[BEGIN Data lines]

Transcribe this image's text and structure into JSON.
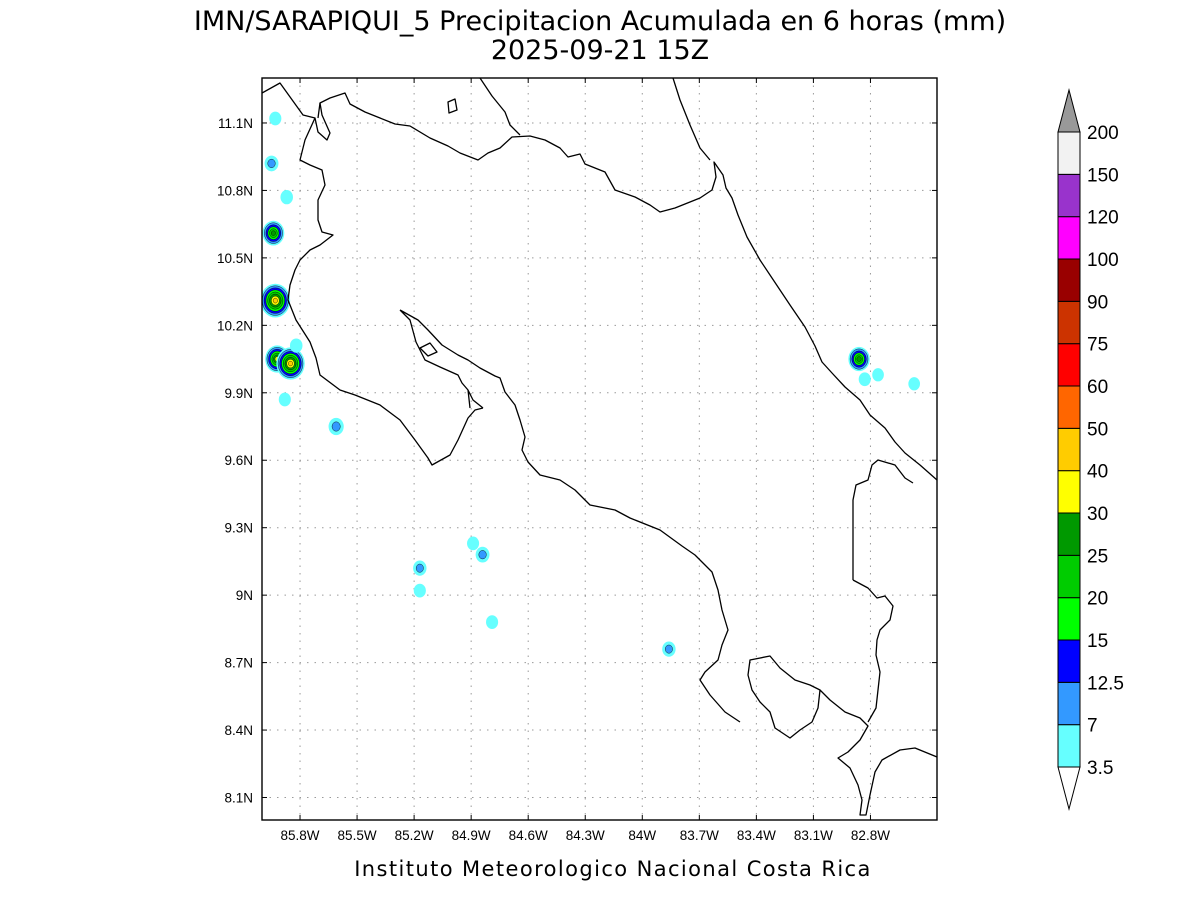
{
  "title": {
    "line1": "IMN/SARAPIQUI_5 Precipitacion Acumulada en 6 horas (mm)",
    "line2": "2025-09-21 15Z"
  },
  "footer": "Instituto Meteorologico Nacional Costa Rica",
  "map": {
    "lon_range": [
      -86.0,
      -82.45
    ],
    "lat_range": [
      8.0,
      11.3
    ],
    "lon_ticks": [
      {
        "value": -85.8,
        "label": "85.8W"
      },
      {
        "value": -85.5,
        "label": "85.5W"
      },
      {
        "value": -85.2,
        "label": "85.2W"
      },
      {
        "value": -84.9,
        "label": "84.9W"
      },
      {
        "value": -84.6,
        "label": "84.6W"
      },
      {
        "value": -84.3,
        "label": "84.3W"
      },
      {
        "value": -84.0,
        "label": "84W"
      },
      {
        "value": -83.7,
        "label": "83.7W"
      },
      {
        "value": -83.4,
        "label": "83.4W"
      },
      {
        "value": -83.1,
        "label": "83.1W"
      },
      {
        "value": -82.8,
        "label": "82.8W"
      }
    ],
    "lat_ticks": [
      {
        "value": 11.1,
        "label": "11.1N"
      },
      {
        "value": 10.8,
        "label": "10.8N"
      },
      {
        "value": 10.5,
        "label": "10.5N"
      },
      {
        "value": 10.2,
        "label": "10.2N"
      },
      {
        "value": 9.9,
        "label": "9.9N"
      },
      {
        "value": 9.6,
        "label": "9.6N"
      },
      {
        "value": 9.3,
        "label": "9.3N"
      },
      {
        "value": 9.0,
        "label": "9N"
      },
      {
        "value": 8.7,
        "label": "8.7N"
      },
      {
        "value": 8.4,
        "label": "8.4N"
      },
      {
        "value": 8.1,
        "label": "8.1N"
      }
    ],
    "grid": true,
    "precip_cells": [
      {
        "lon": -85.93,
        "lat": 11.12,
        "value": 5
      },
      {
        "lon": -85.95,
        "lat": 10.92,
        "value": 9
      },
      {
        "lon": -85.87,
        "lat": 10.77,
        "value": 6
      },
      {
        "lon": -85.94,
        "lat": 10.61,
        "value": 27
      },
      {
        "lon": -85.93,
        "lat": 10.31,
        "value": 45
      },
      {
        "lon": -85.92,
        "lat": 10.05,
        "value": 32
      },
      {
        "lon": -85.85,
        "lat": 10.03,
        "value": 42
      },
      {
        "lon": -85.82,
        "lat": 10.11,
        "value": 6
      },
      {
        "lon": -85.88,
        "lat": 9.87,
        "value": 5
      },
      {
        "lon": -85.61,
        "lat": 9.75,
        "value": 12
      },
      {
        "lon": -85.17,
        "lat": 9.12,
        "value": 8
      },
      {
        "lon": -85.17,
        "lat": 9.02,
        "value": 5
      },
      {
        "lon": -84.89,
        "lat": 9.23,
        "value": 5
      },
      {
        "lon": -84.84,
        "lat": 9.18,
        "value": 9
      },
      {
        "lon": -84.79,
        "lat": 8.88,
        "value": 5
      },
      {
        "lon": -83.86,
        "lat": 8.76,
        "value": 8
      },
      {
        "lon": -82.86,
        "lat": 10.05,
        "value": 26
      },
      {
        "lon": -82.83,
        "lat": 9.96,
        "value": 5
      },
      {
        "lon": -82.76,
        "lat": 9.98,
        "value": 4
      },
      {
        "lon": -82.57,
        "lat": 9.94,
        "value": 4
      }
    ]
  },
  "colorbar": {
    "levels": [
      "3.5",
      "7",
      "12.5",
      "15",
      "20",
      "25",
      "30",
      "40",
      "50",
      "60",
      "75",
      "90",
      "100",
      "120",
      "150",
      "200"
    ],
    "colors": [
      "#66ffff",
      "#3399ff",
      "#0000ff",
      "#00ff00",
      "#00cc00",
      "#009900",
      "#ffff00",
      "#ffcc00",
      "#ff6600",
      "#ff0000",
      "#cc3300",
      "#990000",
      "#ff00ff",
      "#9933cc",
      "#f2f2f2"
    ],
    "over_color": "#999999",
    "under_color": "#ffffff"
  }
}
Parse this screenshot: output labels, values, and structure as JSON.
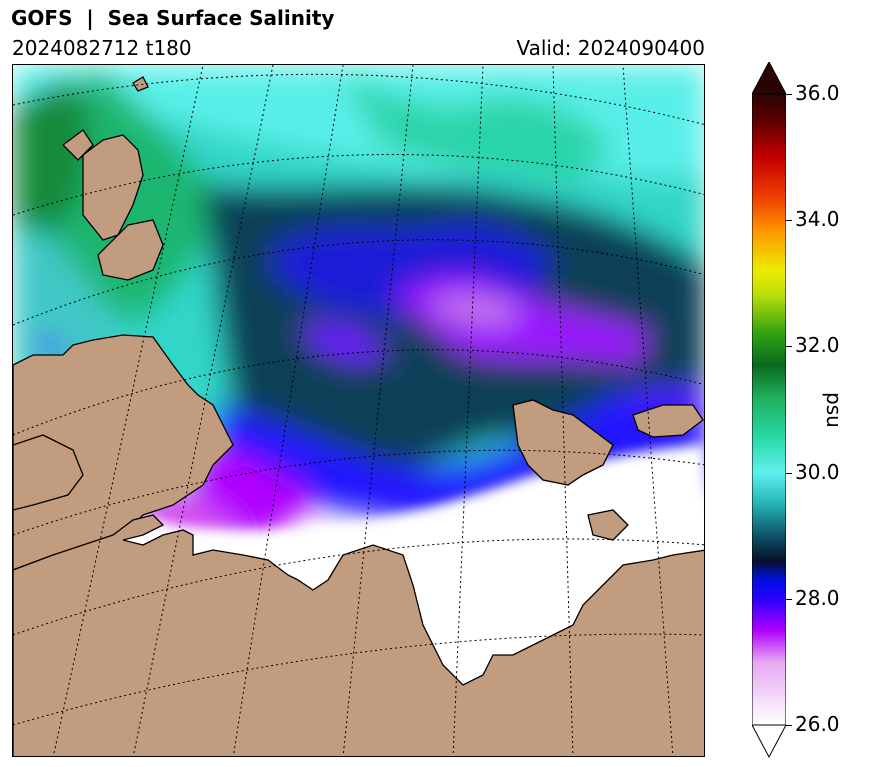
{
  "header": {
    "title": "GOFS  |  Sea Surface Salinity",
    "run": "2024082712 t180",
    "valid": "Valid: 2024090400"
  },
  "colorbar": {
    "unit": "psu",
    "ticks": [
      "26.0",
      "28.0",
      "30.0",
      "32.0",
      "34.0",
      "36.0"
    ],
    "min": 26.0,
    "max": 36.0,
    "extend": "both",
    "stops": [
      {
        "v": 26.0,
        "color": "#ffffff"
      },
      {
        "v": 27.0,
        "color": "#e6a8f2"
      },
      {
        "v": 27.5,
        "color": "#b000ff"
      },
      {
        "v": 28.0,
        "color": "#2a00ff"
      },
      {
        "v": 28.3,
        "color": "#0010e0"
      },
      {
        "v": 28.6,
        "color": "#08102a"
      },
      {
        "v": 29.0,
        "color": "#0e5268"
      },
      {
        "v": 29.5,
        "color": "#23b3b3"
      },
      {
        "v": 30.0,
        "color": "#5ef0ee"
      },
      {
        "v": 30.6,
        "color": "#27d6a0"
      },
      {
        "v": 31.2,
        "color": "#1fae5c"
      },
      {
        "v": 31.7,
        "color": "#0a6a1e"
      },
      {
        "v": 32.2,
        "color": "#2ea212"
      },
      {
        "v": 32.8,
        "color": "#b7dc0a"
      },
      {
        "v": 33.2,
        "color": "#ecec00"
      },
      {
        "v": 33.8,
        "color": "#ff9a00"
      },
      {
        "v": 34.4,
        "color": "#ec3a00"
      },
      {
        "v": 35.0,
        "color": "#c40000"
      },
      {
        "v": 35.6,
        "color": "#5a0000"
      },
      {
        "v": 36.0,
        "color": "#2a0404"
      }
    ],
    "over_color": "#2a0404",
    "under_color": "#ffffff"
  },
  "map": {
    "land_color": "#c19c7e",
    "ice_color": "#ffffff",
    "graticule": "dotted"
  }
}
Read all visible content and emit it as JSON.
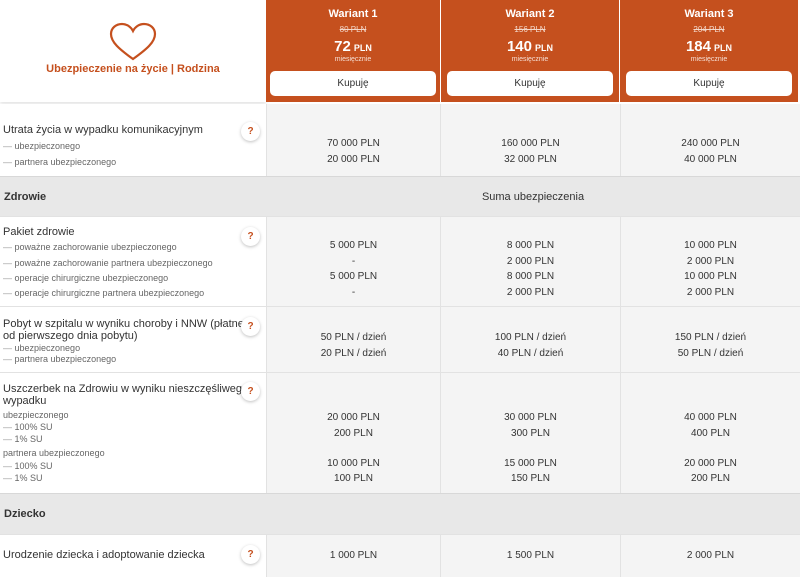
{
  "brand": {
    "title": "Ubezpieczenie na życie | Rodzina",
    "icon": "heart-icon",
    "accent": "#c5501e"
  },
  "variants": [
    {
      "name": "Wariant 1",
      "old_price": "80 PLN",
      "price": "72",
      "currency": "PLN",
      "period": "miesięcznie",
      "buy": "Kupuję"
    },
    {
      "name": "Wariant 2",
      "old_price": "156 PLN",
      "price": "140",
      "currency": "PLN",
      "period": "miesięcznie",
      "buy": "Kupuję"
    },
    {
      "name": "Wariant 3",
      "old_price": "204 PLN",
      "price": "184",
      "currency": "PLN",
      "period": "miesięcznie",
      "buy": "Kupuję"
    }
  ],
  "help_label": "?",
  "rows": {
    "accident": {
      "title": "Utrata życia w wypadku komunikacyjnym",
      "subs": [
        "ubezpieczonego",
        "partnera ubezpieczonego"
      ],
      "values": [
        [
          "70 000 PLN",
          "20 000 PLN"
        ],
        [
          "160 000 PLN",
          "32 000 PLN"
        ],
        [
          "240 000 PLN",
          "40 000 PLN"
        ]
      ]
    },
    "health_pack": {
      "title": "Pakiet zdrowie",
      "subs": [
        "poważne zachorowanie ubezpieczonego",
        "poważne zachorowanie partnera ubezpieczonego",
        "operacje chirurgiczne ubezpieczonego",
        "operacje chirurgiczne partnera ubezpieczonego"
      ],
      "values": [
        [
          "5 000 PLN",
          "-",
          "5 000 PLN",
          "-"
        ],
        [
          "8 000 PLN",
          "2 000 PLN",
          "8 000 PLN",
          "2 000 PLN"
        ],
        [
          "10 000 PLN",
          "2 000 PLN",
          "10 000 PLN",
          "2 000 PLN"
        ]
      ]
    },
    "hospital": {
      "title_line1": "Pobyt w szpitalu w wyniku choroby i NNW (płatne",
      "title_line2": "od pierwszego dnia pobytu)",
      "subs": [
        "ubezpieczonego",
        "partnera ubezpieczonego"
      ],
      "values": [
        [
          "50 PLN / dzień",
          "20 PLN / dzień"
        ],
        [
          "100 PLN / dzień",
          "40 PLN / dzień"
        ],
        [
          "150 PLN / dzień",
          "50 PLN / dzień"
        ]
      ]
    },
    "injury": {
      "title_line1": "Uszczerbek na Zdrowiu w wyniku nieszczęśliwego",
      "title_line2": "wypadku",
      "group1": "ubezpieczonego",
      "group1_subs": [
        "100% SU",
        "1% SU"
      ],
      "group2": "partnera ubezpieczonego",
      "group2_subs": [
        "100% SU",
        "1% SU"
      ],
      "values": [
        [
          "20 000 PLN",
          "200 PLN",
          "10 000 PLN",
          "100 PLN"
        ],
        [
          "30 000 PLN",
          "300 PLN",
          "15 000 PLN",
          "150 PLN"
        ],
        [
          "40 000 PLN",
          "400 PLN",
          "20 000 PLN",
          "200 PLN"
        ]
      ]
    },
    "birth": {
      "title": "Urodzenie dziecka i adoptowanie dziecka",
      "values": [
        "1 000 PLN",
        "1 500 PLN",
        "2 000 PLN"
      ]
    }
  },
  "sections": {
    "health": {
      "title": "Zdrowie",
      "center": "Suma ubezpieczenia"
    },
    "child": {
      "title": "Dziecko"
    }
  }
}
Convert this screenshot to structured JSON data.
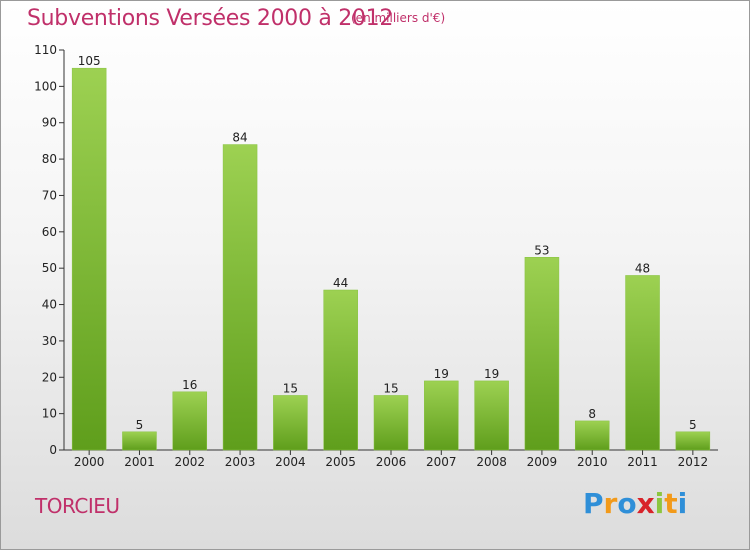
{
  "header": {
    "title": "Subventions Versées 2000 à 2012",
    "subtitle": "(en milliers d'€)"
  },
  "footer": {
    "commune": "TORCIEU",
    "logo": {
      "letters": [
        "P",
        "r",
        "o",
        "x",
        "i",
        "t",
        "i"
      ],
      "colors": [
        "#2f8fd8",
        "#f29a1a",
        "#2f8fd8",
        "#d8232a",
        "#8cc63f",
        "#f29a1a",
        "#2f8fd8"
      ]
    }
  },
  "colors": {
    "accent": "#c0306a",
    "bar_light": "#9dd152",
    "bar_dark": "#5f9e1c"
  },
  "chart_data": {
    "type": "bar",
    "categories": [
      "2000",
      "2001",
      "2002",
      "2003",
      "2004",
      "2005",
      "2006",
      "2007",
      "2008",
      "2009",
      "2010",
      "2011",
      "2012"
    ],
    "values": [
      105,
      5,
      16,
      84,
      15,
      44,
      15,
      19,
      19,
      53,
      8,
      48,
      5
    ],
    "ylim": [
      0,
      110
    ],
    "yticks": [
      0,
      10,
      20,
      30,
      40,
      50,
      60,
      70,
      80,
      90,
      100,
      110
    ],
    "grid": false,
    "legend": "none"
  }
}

[END Data lines]

▶ **What is being asked**: Of the lines in the material, how many contain the word "screenshot"? Reply with the number and nothing else.

▶ **Answer to the problem**: 2